** start Records for the exercise **
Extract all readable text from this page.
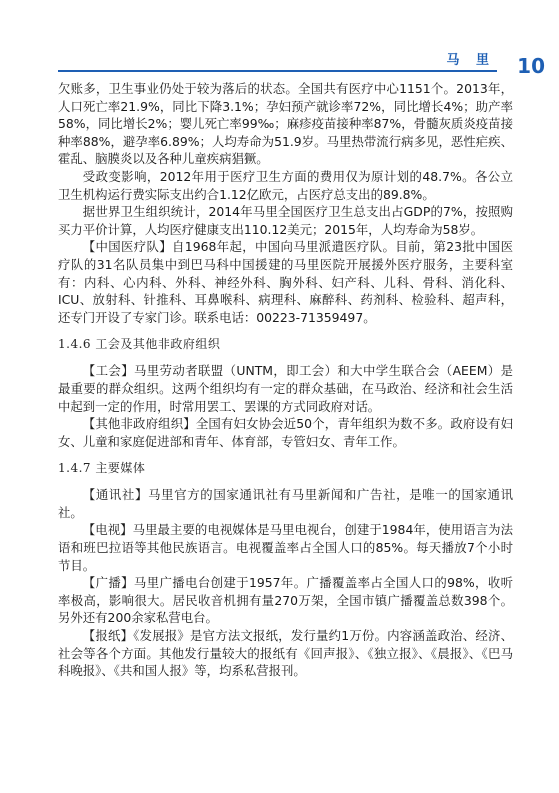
马 里 10

欠账多，卫生事业仍处于较为落后的状态。全国共有医疗中心1151个。2013年，人口死亡率21.9%，同比下降3.1%；孕妇预产就诊率72%，同比增长4%；助产率58%，同比增长2%；婴儿死亡率99‰；麻疹疫苗接种率87%，骨髓灰质炎疫苗接种率88%，避孕率6.89%；人均寿命为51.9岁。马里热带流行病多见，恶性疟疾、霍乱、脑膜炎以及各种儿童疾病猖獗。

受政变影响，2012年用于医疗卫生方面的费用仅为原计划的48.7%。各公立卫生机构运行费实际支出约合1.12亿欧元，占医疗总支出的89.8%。

据世界卫生组织统计，2014年马里全国医疗卫生总支出占GDP的7%，按照购买力平价计算，人均医疗健康支出110.12美元；2015年，人均寿命为58岁。

【中国医疗队】自1968年起，中国向马里派遣医疗队。目前，第23批中国医疗队的31名队员集中到巴马科中国援建的马里医院开展援外医疗服务，主要科室有：内科、心内科、外科、神经外科、胸外科、妇产科、儿科、骨科、消化科、ICU、放射科、针推科、耳鼻喉科、病理科、麻醉科、药剂科、检验科、超声科，还专门开设了专家门诊。联系电话：00223-71359497。

1.4.6 工会及其他非政府组织

【工会】马里劳动者联盟（UNTM，即工会）和大中学生联合会（AEEM）是最重要的群众组织。这两个组织均有一定的群众基础，在马政治、经济和社会生活中起到一定的作用，时常用罢工、罢课的方式同政府对话。

【其他非政府组织】全国有妇女协会近50个，青年组织为数不多。政府设有妇女、儿童和家庭促进部和青年、体育部，专管妇女、青年工作。

1.4.7 主要媒体

【通讯社】马里官方的国家通讯社有马里新闻和广告社，是唯一的国家通讯社。

【电视】马里最主要的电视媒体是马里电视台，创建于1984年，使用语言为法语和班巴拉语等其他民族语言。电视覆盖率占全国人口的85%。每天播放7个小时节目。

【广播】马里广播电台创建于1957年。广播覆盖率占全国人口的98%，收听率极高，影响很大。居民收音机拥有量270万架，全国市镇广播覆盖总数398个。另外还有200余家私营电台。

【报纸】《发展报》是官方法文报纸，发行量约1万份。内容涵盖政治、经济、社会等各个方面。其他发行量较大的报纸有《回声报》、《独立报》、《晨报》、《巴马科晚报》、《共和国人报》等，均系私营报刊。
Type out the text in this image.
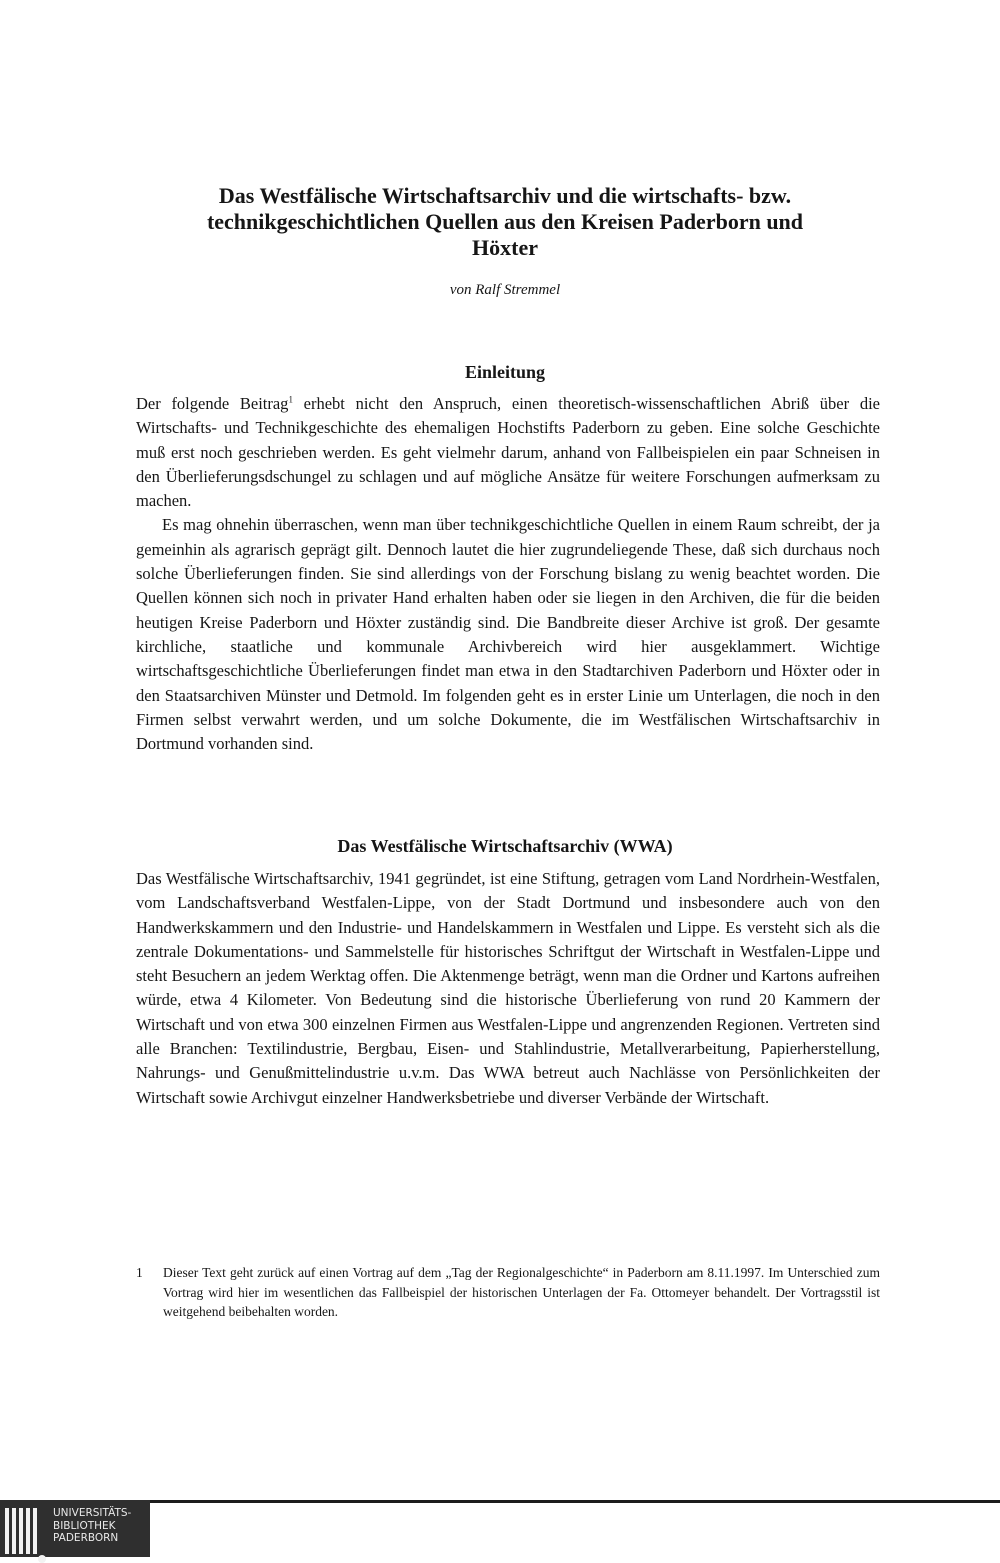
Das Westfälische Wirtschaftsarchiv und die wirtschafts- bzw.
technikgeschichtlichen Quellen aus den Kreisen Paderborn und
Höxter
von Ralf Stremmel
Einleitung

Der folgende Beitrag$^1$ erhebt nicht den Anspruch, einen theoretisch-wissenschaftlichen Abriß über die Wirtschafts- und Technikgeschichte des ehemaligen Hochstifts Paderborn zu geben. Eine solche Geschichte muß erst noch geschrieben werden. Es geht vielmehr darum, anhand von Fallbeispielen ein paar Schneisen in den Überlieferungsdschungel zu schlagen und auf mögliche Ansätze für weitere Forschungen aufmerksam zu machen.

Es mag ohnehin überraschen, wenn man über technikgeschichtliche Quellen in einem Raum schreibt, der ja gemeinhin als agrarisch geprägt gilt. Dennoch lautet die hier zugrundeliegende These, daß sich durchaus noch solche Überlieferungen finden. Sie sind allerdings von der Forschung bislang zu wenig beachtet worden. Die Quellen können sich noch in privater Hand erhalten haben oder sie liegen in den Archiven, die für die beiden heutigen Kreise Paderborn und Höxter zuständig sind. Die Bandbreite dieser Archive ist groß. Der gesamte kirchliche, staatliche und kommunale Archivbereich wird hier ausgeklammert. Wichtige wirtschaftsgeschichtliche Überlieferungen findet man etwa in den Stadtarchiven Paderborn und Höxter oder in den Staatsarchiven Münster und Detmold. Im folgenden geht es in erster Linie um Unterlagen, die noch in den Firmen selbst verwahrt werden, und um solche Dokumente, die im Westfälischen Wirtschaftsarchiv in Dortmund vorhanden sind.

Das Westfälische Wirtschaftsarchiv (WWA)

Das Westfälische Wirtschaftsarchiv, 1941 gegründet, ist eine Stiftung, getragen vom Land Nordrhein-Westfalen, vom Landschaftsverband Westfalen-Lippe, von der Stadt Dortmund und insbesondere auch von den Handwerkskammern und den Industrie- und Handelskammern in Westfalen und Lippe. Es versteht sich als die zentrale Dokumentations- und Sammelstelle für historisches Schriftgut der Wirtschaft in Westfalen-Lippe und steht Besuchern an jedem Werktag offen. Die Aktenmenge beträgt, wenn man die Ordner und Kartons aufreihen würde, etwa 4 Kilometer. Von Bedeutung sind die historische Überlieferung von rund 20 Kammern der Wirtschaft und von etwa 300 einzelnen Firmen aus Westfalen-Lippe und angrenzenden Regionen. Vertreten sind alle Branchen: Textilindustrie, Bergbau, Eisen- und Stahlindustrie, Metallverarbeitung, Papierherstellung, Nahrungs- und Genußmittelindustrie u.v.m. Das WWA betreut auch Nachlässe von Persönlichkeiten der Wirtschaft sowie Archivgut einzelner Handwerksbetriebe und diverser Verbände der Wirtschaft.

1 Dieser Text geht zurück auf einen Vortrag auf dem „Tag der Regionalgeschichte“ in Paderborn am 8.11.1997. Im Unterschied zum Vortrag wird hier im wesentlichen das Fallbeispiel der historischen Unterlagen der Fa. Ottomeyer behandelt. Der Vortragsstil ist weitgehend beibehalten worden.
UNIVERSITÄTS-
BIBLIOTHEK
PADERBORN
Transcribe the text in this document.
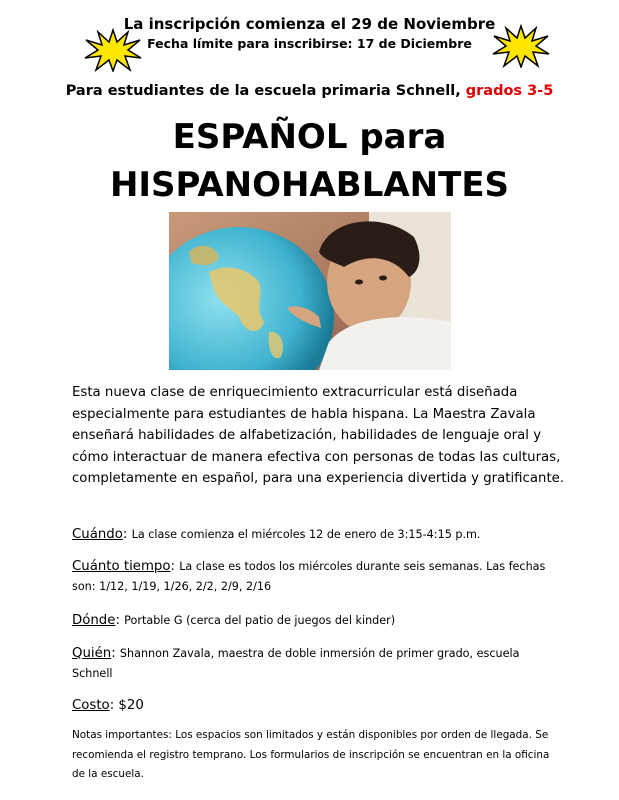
La inscripción comienza el 29 de Noviembre
Fecha límite para inscribirse: 17 de Diciembre
Para estudiantes de la escuela primaria Schnell, grados 3-5
ESPAÑOL para
HISPANOHABLANTES
Esta nueva clase de enriquecimiento extracurricular está diseñada especialmente para estudiantes de habla hispana. La Maestra Zavala enseñará habilidades de alfabetización, habilidades de lenguaje oral y cómo interactuar de manera efectiva con personas de todas las culturas, completamente en español, para una experiencia divertida y gratificante.
Cuándo: La clase comienza el miércoles 12 de enero de 3:15-4:15 p.m.
Cuánto tiempo: La clase es todos los miércoles durante seis semanas. Las fechas son: 1/12, 1/19, 1/26, 2/2, 2/9, 2/16
Dónde: Portable G (cerca del patio de juegos del kinder)
Quién: Shannon Zavala, maestra de doble inmersión de primer grado, escuela Schnell
Costo: $20
Notas importantes: Los espacios son limitados y están disponibles por orden de llegada. Se recomienda el registro temprano. Los formularios de inscripción se encuentran en la oficina de la escuela.
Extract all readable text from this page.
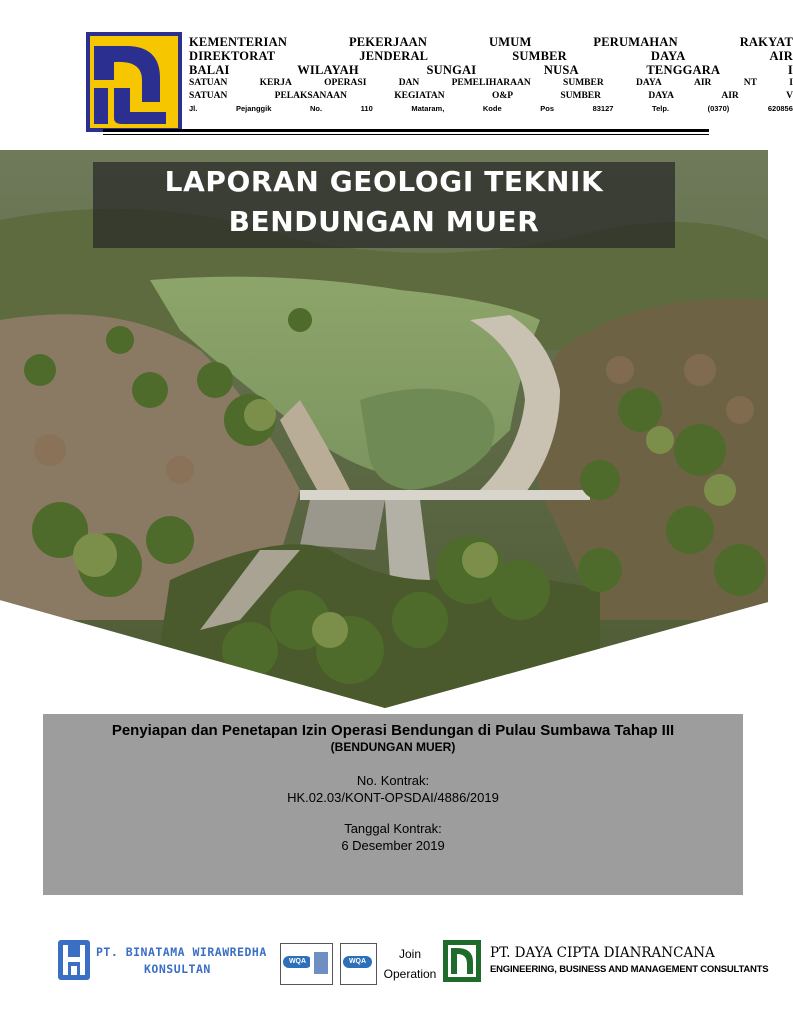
KEMENTERIAN	PEKERJAAN	UMUM	PERUMAHAN	RAKYAT
DIREKTORAT	JENDERAL	SUMBER	DAYA	AIR
BALAI	WILAYAH	SUNGAI	NUSA	TENGGARA	I
SATUAN	KERJA	OPERASI	DAN	PEMELIHARAAN	SUMBER	DAYA	AIR	NT	I
SATUAN	PELAKSANAAN	KEGIATAN	O&P	SUMBER	DAYA	AIR	V
Jl.	Pejanggik	No.	110	Mataram,	Kode	Pos	83127	Telp.	(0370)	620856
LAPORAN GEOLOGI TEKNIK
BENDUNGAN MUER
Penyiapan dan Penetapan Izin Operasi Bendungan di Pulau Sumbawa Tahap III
(BENDUNGAN MUER)
No. Kontrak:
HK.02.03/KONT-OPSDAI/4886/2019
Tanggal Kontrak:
6 Desember 2019
PT. BINATAMA WIRAWREDHA
KONSULTAN
WQA	WQA
Join
Operation
PT. DAYA CIPTA DIANRANCANA
ENGINEERING, BUSINESS AND MANAGEMENT CONSULTANTS
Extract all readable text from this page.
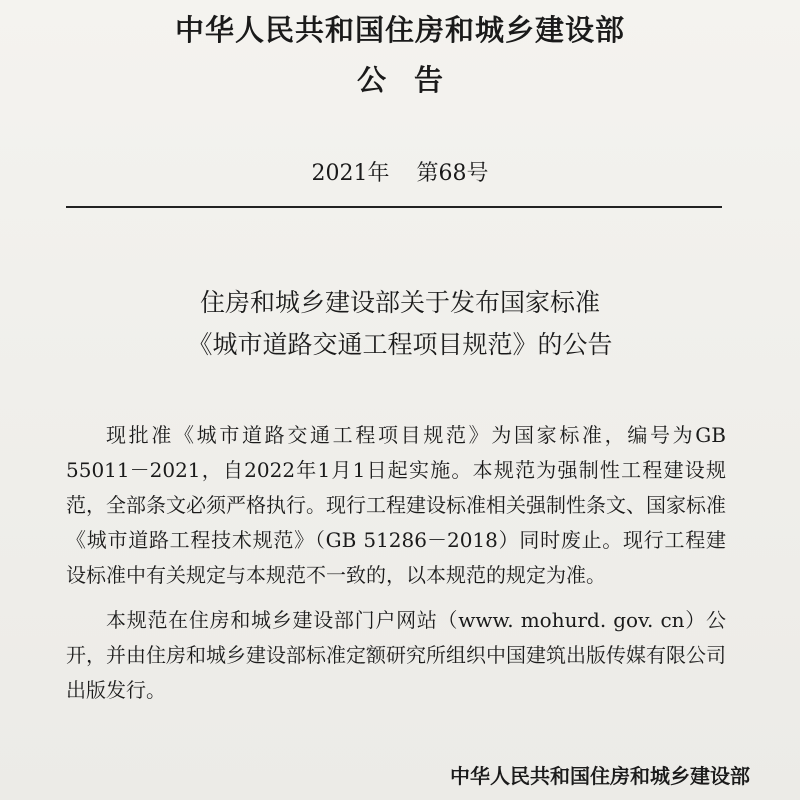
中华人民共和国住房和城乡建设部
公告
2021年 第68号
住房和城乡建设部关于发布国家标准
《城市道路交通工程项目规范》的公告

现批准《城市道路交通工程项目规范》为国家标准，编号为GB 55011－2021，自2022年1月1日起实施。本规范为强制性工程建设规范，全部条文必须严格执行。现行工程建设标准相关强制性条文、国家标准《城市道路工程技术规范》（GB 51286－2018）同时废止。现行工程建设标准中有关规定与本规范不一致的，以本规范的规定为准。

本规范在住房和城乡建设部门户网站（www. mohurd. gov. cn）公开，并由住房和城乡建设部标准定额研究所组织中国建筑出版传媒有限公司出版发行。

中华人民共和国住房和城乡建设部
** end Records for the exercise **
• Exercise description
Across all the entries, count the lines that contain the word "Quellen" and give the number by itself.

• Written answer
2